> Description of the task: Can you count how many lines in the records below contain the string "legend"? Reply with the number only.

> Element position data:
>>>
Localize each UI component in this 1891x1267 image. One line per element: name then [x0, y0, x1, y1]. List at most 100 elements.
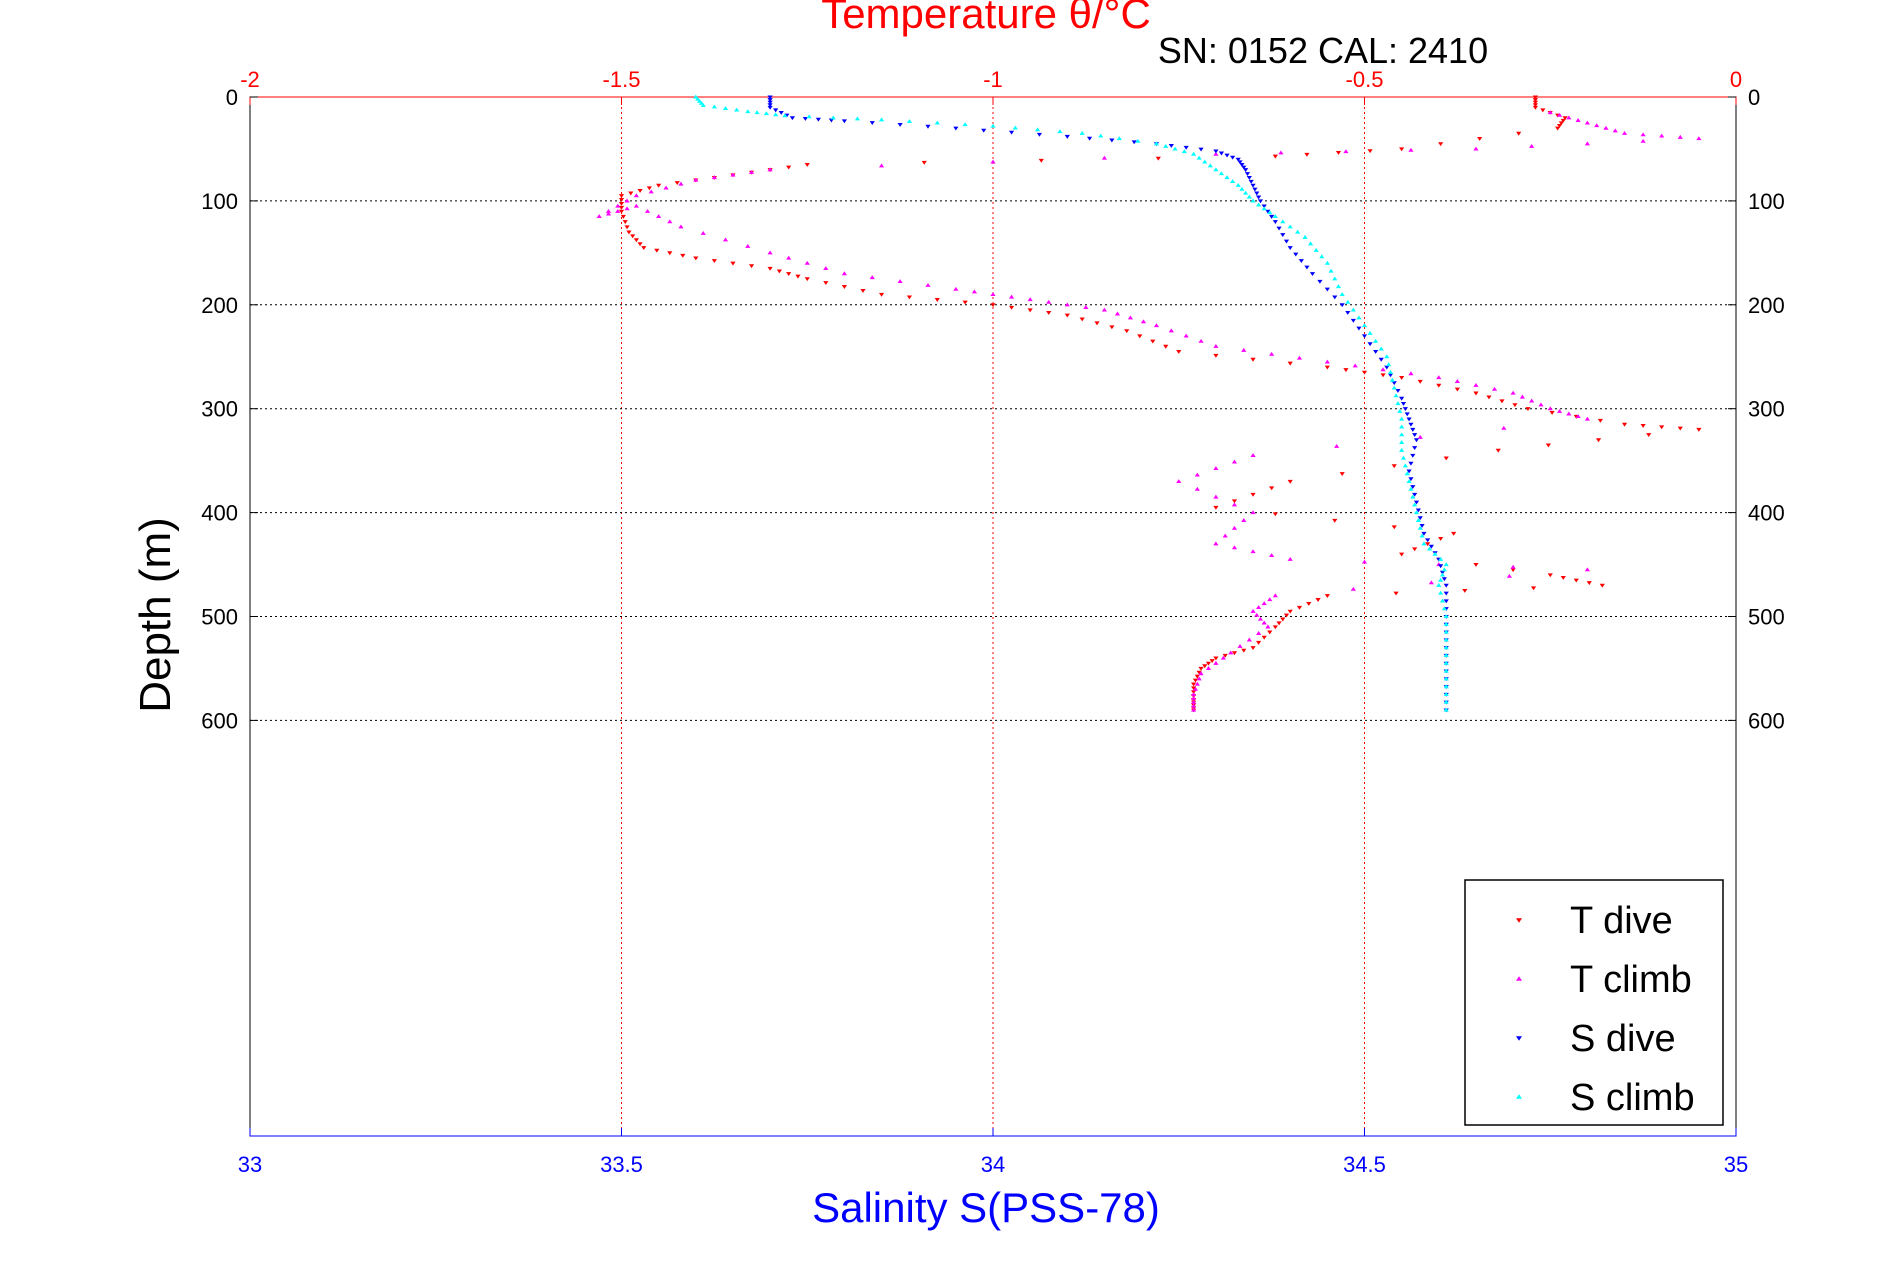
data-point-t-dive: [1532, 95, 1538, 100]
data-point-t-climb: [605, 208, 612, 213]
data-point-t-climb: [1231, 502, 1238, 507]
data-point-s-climb: [1356, 315, 1362, 320]
data-point-t-climb: [1213, 660, 1219, 665]
data-point-s-dive: [1036, 132, 1043, 137]
data-point-s-climb: [1202, 159, 1208, 164]
data-point-t-dive: [1332, 518, 1338, 523]
data-point-s-dive: [1415, 508, 1421, 513]
data-point-t-dive: [795, 274, 801, 279]
data-point-t-dive: [1530, 586, 1537, 591]
data-point-s-dive: [1309, 272, 1316, 276]
data-point-t-dive: [674, 181, 680, 186]
data-point-s-climb: [1163, 144, 1169, 148]
data-point-s-dive: [1265, 209, 1271, 214]
data-point-s-climb: [1443, 621, 1449, 626]
data-point-s-climb: [1235, 182, 1241, 187]
data-point-s-climb: [1079, 131, 1085, 135]
data-point-s-dive: [1408, 461, 1414, 466]
legend-marker-t-climb: [1516, 976, 1522, 981]
data-point-t-dive: [1586, 581, 1592, 586]
data-point-t-dive: [990, 303, 996, 308]
data-point-t-climb: [1556, 408, 1563, 413]
data-point-t-climb: [1194, 486, 1200, 491]
data-point-s-climb: [878, 117, 885, 122]
data-point-t-dive: [1425, 542, 1431, 547]
data-point-t-dive: [1391, 525, 1397, 530]
data-point-t-dive: [1412, 547, 1418, 552]
data-point-t-climb: [1296, 355, 1303, 360]
data-point-t-dive: [878, 292, 885, 297]
data-point-t-dive: [1597, 418, 1604, 423]
data-point-t-dive: [786, 165, 792, 170]
data-point-t-dive: [680, 253, 686, 258]
data-point-s-climb: [1399, 424, 1405, 429]
data-point-s-dive: [1361, 334, 1368, 339]
data-point-t-dive: [1109, 325, 1115, 330]
data-point-t-dive: [1361, 370, 1368, 375]
data-point-t-dive: [1191, 682, 1197, 687]
data-point-s-climb: [1443, 676, 1449, 681]
data-point-s-climb: [722, 106, 729, 110]
data-point-t-climb: [1677, 134, 1683, 139]
data-point-t-climb: [1547, 406, 1553, 411]
data-point-s-climb: [1218, 171, 1225, 176]
data-point-t-climb: [1183, 333, 1189, 338]
data-point-t-dive: [1213, 505, 1219, 510]
data-point-s-climb: [1441, 567, 1447, 572]
data-point-s-dive: [1395, 388, 1401, 393]
data-point-s-dive: [1298, 259, 1304, 263]
data-point-t-climb: [1269, 351, 1275, 356]
data-point-s-climb: [1399, 432, 1405, 437]
data-point-t-dive: [1454, 387, 1460, 392]
data-point-t-dive: [786, 272, 792, 276]
data-point-s-climb: [782, 113, 788, 118]
data-point-t-dive: [1272, 512, 1278, 517]
data-point-t-climb: [1194, 472, 1200, 477]
data-point-s-climb: [1443, 660, 1449, 665]
data-point-s-climb: [906, 119, 913, 123]
data-point-t-climb: [1231, 459, 1238, 464]
data-point-s-climb: [962, 122, 968, 127]
bottom-axis-title: Salinity S(PSS-78): [812, 1184, 1160, 1231]
data-point-t-climb: [1027, 297, 1033, 302]
data-point-t-dive: [1231, 499, 1238, 504]
data-point-t-dive: [921, 160, 927, 165]
data-point-t-dive: [1545, 443, 1551, 448]
data-point-t-climb: [1473, 146, 1479, 151]
data-point-s-climb: [1436, 582, 1442, 587]
data-point-t-climb: [1191, 692, 1197, 696]
data-point-t-dive: [1573, 578, 1579, 583]
data-point-s-climb: [1438, 557, 1444, 561]
data-point-t-climb: [1083, 305, 1089, 309]
data-point-t-climb: [615, 203, 621, 208]
data-point-s-climb: [1443, 684, 1449, 689]
data-point-t-climb: [633, 193, 639, 198]
data-point-t-climb: [1191, 707, 1197, 712]
data-point-s-climb: [1272, 214, 1278, 219]
data-point-t-dive: [1343, 368, 1349, 373]
data-point-t-dive: [748, 264, 755, 269]
data-point-t-dive: [1192, 678, 1199, 683]
data-point-t-climb: [1501, 425, 1507, 430]
data-point-t-dive: [1473, 562, 1479, 567]
data-point-t-climb: [1213, 541, 1219, 546]
data-point-s-climb: [1443, 629, 1449, 634]
data-point-s-dive: [802, 116, 808, 121]
data-point-t-climb: [1256, 605, 1262, 609]
legend-label-t-climb: T climb: [1570, 959, 1692, 1001]
legend-label-s-dive: S dive: [1570, 1018, 1676, 1060]
data-point-t-dive: [1659, 425, 1665, 430]
data-point-t-climb: [1205, 666, 1212, 671]
data-point-s-climb: [1207, 163, 1213, 168]
data-point-t-climb: [1261, 601, 1267, 606]
data-point-t-climb: [1408, 147, 1414, 152]
data-point-t-climb: [1153, 323, 1160, 328]
data-point-s-climb: [1335, 284, 1342, 289]
data-point-s-climb: [700, 102, 706, 107]
data-point-t-dive: [1473, 391, 1479, 396]
data-point-t-climb: [624, 198, 630, 203]
data-point-t-climb: [1603, 125, 1609, 130]
legend-box: [1464, 879, 1724, 1126]
right-tick-label: 200: [1748, 293, 1785, 318]
data-point-s-climb: [1432, 551, 1438, 556]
<<<
> Exercise solution: 4